But beyond that we are all so prosperous, so happy, so contented, that children seem a terrible disruption of a rationally ordered life.
And before you scream at me that people in Muslim countries whose population is already falling are certainly not happy or contented, do consider what their grandparents and great grandparents lived like. It’s not the absolute prosperity but how fast it increases that makes a difference.
For any human, just knowing that he/she is unlikely to starve to death is such a marked improvement from the past, that we might as well be called blessed. But then consider that most of us will live longer, healthier lives than our ancestors. Consider, too, that – rightly or wrongly – even Egyptians believe that they have the right to be kept by their nation from the worst extremities of want. (How that holds is something else again.)
Humans have lived through far worse set backs and much, much worse times. Almost all the times and all the events, at any rate. Portuguese didn’t stop having kids because of civil war, Napoleonic invasions, ditactorship or famine. But they’re now stopping having children because they “have opportunities” and almost no one dies prematurely, and there is so much to do, to see, to learn and to explore. (And let’s remember that reality TV is practically intellectual by comparison to the best entertainment our ancestors could command. I mean, our ancestors in small villages across the world. Don’t tempt me, I’ve been reading Jane Austen.)
We are, in many ways living in the isle of the blessed, where hardly anyone ever dies, there is no want (not of the sort our ancestors knew) and we stay forever young (no? Go look at pictures of the early twentieth century. Discount the fact that we are as a rule heavier, a consequence of our prosperity.)
In those circumstances, we are told, elves had almost no children. So why would we be different?

Structured page parsing data
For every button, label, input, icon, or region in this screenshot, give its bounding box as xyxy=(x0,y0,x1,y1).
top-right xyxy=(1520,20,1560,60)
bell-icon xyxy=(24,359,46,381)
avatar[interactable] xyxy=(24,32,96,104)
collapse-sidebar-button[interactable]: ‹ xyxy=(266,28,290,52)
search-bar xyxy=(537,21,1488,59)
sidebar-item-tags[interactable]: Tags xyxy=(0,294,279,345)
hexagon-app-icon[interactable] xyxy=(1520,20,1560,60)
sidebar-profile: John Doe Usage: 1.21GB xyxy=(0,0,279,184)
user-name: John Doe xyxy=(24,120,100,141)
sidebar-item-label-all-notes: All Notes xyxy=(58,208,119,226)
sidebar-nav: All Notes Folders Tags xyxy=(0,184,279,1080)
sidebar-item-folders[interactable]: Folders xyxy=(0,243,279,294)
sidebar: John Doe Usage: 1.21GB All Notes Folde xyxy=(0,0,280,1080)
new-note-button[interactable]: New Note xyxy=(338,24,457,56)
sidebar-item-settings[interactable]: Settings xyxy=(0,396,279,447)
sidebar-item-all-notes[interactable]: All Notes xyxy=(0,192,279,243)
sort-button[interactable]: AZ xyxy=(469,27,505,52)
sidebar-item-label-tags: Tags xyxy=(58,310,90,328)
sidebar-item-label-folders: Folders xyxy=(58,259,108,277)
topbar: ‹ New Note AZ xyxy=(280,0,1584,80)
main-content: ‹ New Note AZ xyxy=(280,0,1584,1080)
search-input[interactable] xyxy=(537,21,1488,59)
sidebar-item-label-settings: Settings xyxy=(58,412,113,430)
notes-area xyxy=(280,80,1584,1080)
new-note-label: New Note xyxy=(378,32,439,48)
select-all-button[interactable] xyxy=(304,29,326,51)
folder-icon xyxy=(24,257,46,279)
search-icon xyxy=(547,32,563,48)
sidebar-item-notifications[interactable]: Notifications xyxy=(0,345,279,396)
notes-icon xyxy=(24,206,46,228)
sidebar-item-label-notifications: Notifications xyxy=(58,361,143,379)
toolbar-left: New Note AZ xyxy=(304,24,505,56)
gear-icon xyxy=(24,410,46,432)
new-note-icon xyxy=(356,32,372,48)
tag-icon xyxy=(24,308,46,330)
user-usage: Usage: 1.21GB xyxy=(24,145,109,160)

**PROBLEM TO SOLVE:** Continue the essay on prosperity and falling birth rates, starting after its last line, "So why would we be different?"

**RESPONSE TO THE EXERCISE:**
Regardless of what statistics tell us and the intellectual conviction that we will, yes, one day die, it’s hard to internalize it. Few of us lose anyone that matters until we’re far too old to have children.
And in the middle of our interests and pleasures, having children seems such an unwonted interruption – particularly for women.
This accords, btw, with the reproduction model for a scavenger species, which stops reproducing when things are TOO good.
Will the piper be paid? Undoubtedly. He usually presents his bill. We don’t know what population crash will do to an industrial society, but I daresay we’ll find out – or our children will.
And then? I don’t know. I disagree with Goldman as to the cause (though to be fair, I haven’t finished reading his book, so I will blog on this later) and I disagree that this is “the end” of humanity as such (I tend to believe we’re like weeds and will come back even from greater extremity) but I don’t have a prescription for avoiding a crash before whatever correction comes. (What price bio-womb.)
My guess is that our way of life will over the next couple of hundred years either suffer massive impoverishment with attendant increase in births, or that we’ll figure out some technological way around this mess.
Which in turn will bring about OTHER issues.